Directions for this task: The data that follows is to be copied exactly, with each image removed.

Data records:
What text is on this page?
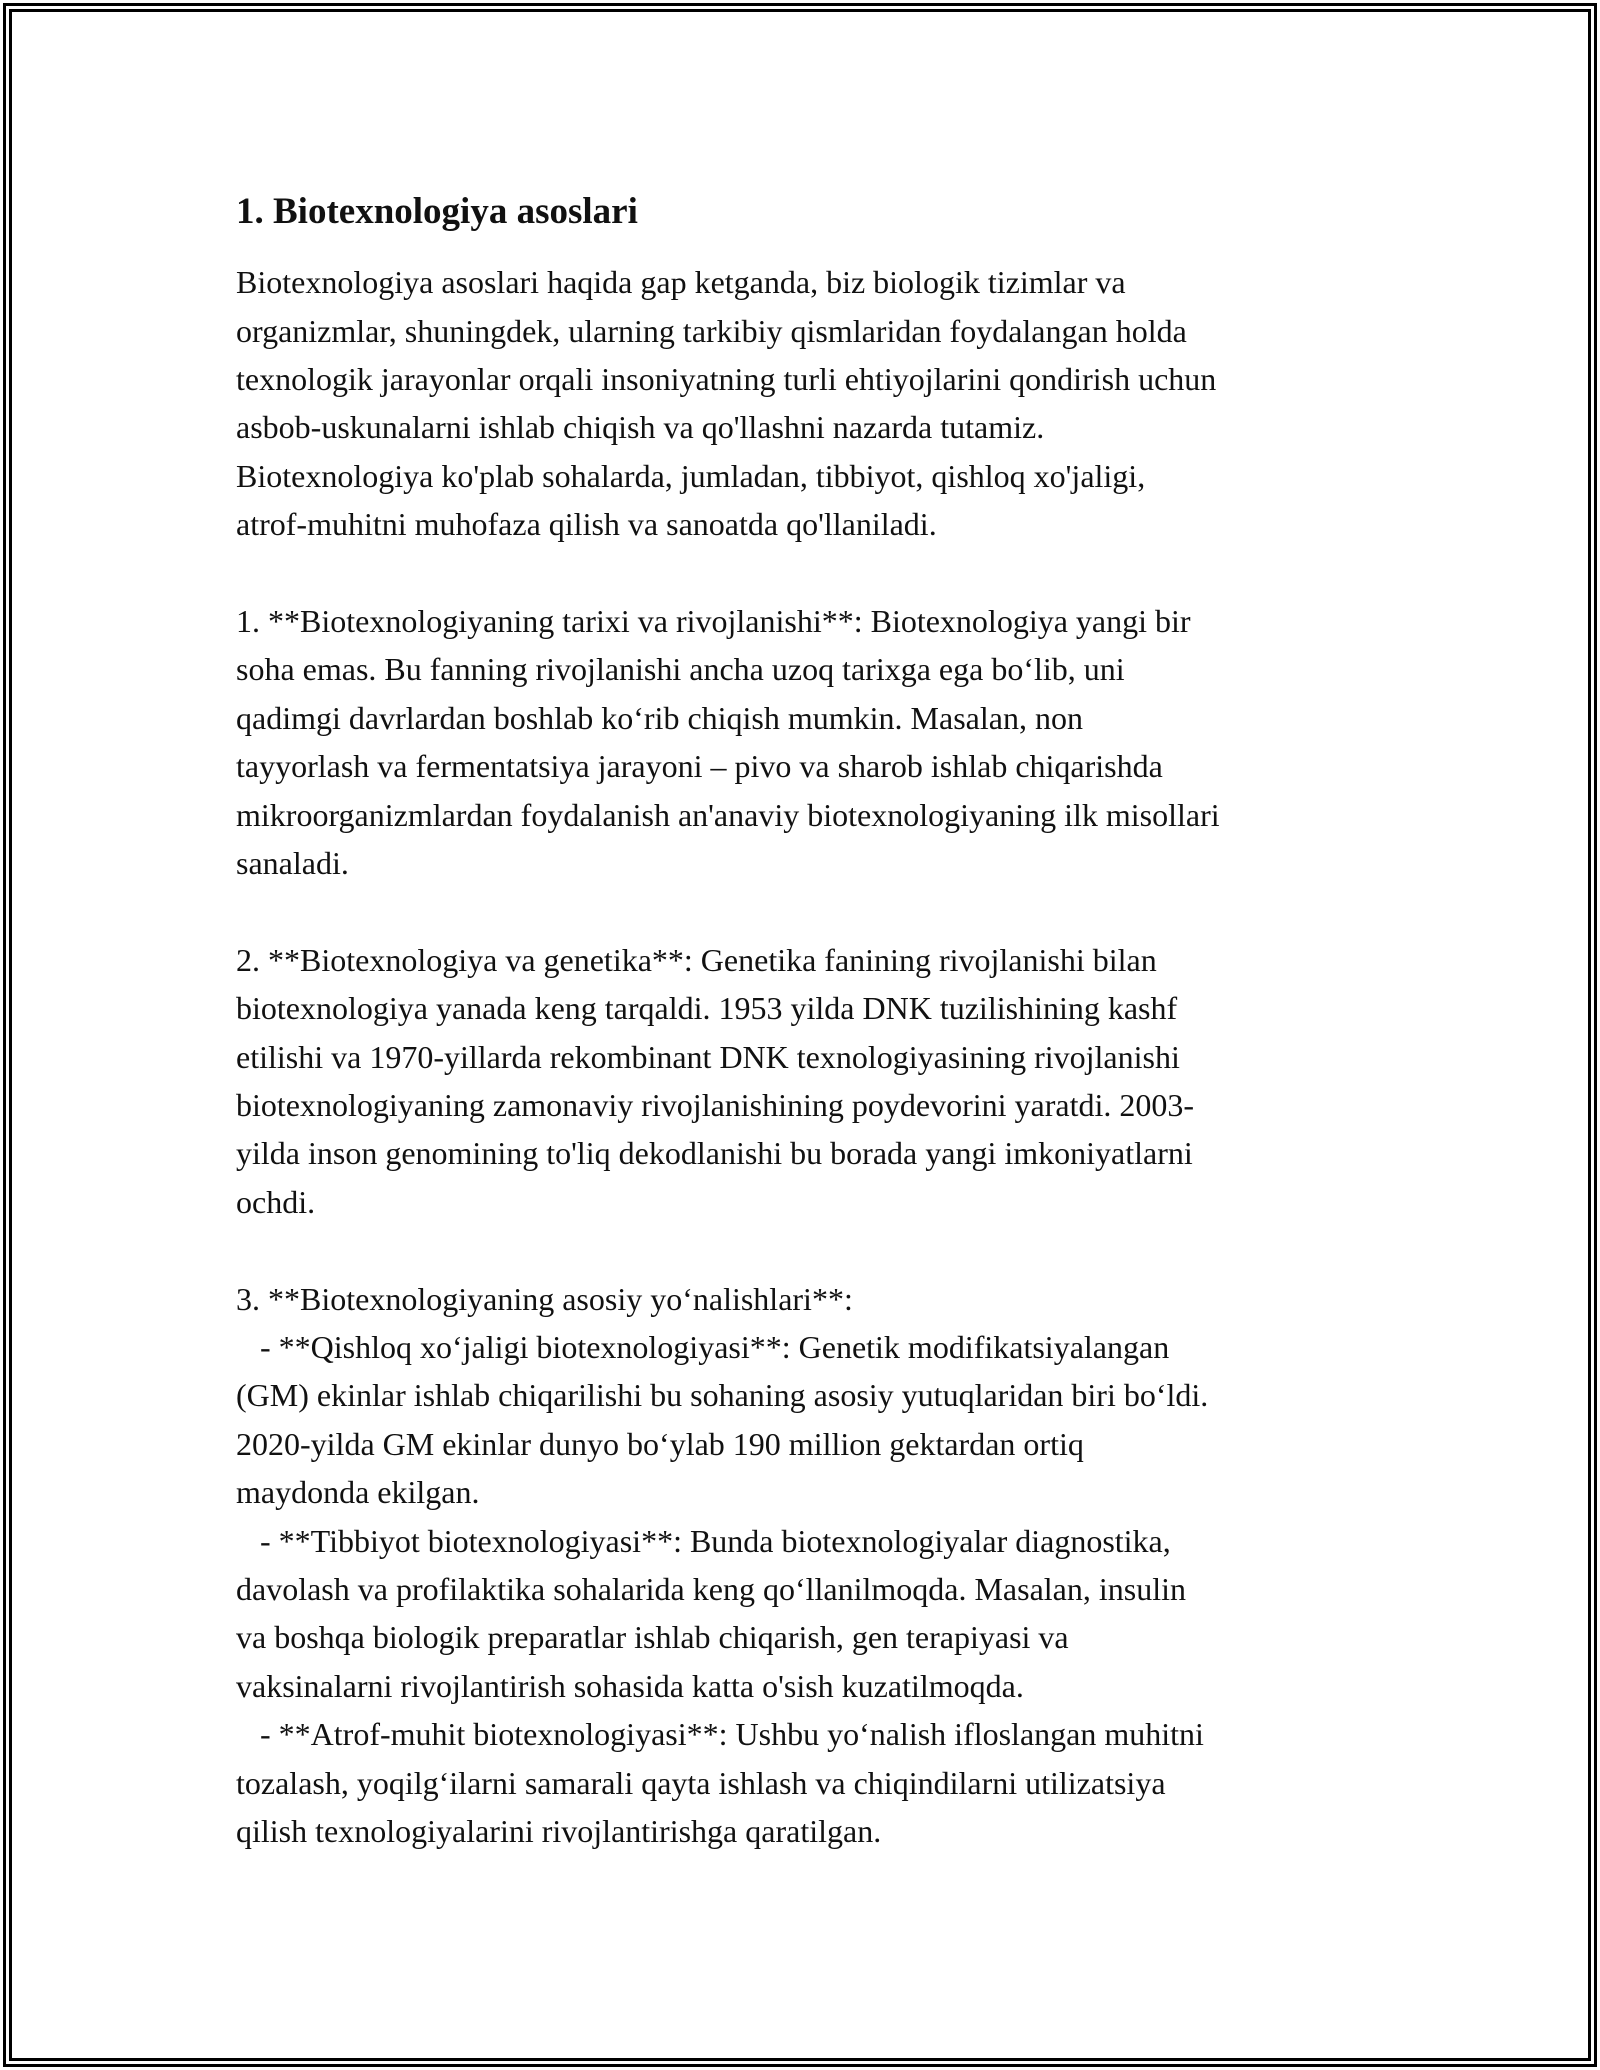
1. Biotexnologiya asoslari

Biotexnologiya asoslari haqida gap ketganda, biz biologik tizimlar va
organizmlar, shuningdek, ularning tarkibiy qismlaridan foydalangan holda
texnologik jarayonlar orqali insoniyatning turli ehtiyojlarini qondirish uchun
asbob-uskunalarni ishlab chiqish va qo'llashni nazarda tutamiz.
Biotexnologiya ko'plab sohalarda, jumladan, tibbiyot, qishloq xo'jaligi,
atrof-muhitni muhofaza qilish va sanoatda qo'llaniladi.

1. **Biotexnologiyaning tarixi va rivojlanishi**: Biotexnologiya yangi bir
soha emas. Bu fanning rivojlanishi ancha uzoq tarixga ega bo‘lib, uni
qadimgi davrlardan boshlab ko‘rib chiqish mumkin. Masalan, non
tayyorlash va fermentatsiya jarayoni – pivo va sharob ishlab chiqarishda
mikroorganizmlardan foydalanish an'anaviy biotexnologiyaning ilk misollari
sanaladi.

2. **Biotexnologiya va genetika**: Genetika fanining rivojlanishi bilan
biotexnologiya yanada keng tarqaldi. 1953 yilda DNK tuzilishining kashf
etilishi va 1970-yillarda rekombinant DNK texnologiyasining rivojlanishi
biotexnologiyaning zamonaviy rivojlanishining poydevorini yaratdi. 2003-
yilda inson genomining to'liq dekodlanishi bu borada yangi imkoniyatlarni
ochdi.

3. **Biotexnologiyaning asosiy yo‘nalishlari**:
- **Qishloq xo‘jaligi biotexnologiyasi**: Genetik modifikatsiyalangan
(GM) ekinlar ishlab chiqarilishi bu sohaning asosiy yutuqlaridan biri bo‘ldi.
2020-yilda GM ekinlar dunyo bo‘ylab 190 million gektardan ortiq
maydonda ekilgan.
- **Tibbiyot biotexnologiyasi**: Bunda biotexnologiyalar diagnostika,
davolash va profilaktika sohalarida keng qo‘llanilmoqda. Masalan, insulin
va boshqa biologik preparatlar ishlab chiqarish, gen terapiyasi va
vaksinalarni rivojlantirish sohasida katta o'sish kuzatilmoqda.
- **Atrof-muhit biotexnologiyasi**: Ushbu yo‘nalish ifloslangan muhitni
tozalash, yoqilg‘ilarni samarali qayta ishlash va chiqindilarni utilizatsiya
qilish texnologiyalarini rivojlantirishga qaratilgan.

Written solution:
What text is on this page?
1. Biotexnologiya asoslari

Biotexnologiya asoslari haqida gap ketganda, biz biologik tizimlar va
organizmlar, shuningdek, ularning tarkibiy qismlaridan foydalangan holda
texnologik jarayonlar orqali insoniyatning turli ehtiyojlarini qondirish uchun
asbob-uskunalarni ishlab chiqish va qo'llashni nazarda tutamiz.
Biotexnologiya ko'plab sohalarda, jumladan, tibbiyot, qishloq xo'jaligi,
atrof-muhitni muhofaza qilish va sanoatda qo'llaniladi.

1. **Biotexnologiyaning tarixi va rivojlanishi**: Biotexnologiya yangi bir
soha emas. Bu fanning rivojlanishi ancha uzoq tarixga ega bo‘lib, uni
qadimgi davrlardan boshlab ko‘rib chiqish mumkin. Masalan, non
tayyorlash va fermentatsiya jarayoni – pivo va sharob ishlab chiqarishda
mikroorganizmlardan foydalanish an'anaviy biotexnologiyaning ilk misollari
sanaladi.

2. **Biotexnologiya va genetika**: Genetika fanining rivojlanishi bilan
biotexnologiya yanada keng tarqaldi. 1953 yilda DNK tuzilishining kashf
etilishi va 1970-yillarda rekombinant DNK texnologiyasining rivojlanishi
biotexnologiyaning zamonaviy rivojlanishining poydevorini yaratdi. 2003-
yilda inson genomining to'liq dekodlanishi bu borada yangi imkoniyatlarni
ochdi.

3. **Biotexnologiyaning asosiy yo‘nalishlari**:
- **Qishloq xo‘jaligi biotexnologiyasi**: Genetik modifikatsiyalangan
(GM) ekinlar ishlab chiqarilishi bu sohaning asosiy yutuqlaridan biri bo‘ldi.
2020-yilda GM ekinlar dunyo bo‘ylab 190 million gektardan ortiq
maydonda ekilgan.
- **Tibbiyot biotexnologiyasi**: Bunda biotexnologiyalar diagnostika,
davolash va profilaktika sohalarida keng qo‘llanilmoqda. Masalan, insulin
va boshqa biologik preparatlar ishlab chiqarish, gen terapiyasi va
vaksinalarni rivojlantirish sohasida katta o'sish kuzatilmoqda.
- **Atrof-muhit biotexnologiyasi**: Ushbu yo‘nalish ifloslangan muhitni
tozalash, yoqilg‘ilarni samarali qayta ishlash va chiqindilarni utilizatsiya
qilish texnologiyalarini rivojlantirishga qaratilgan.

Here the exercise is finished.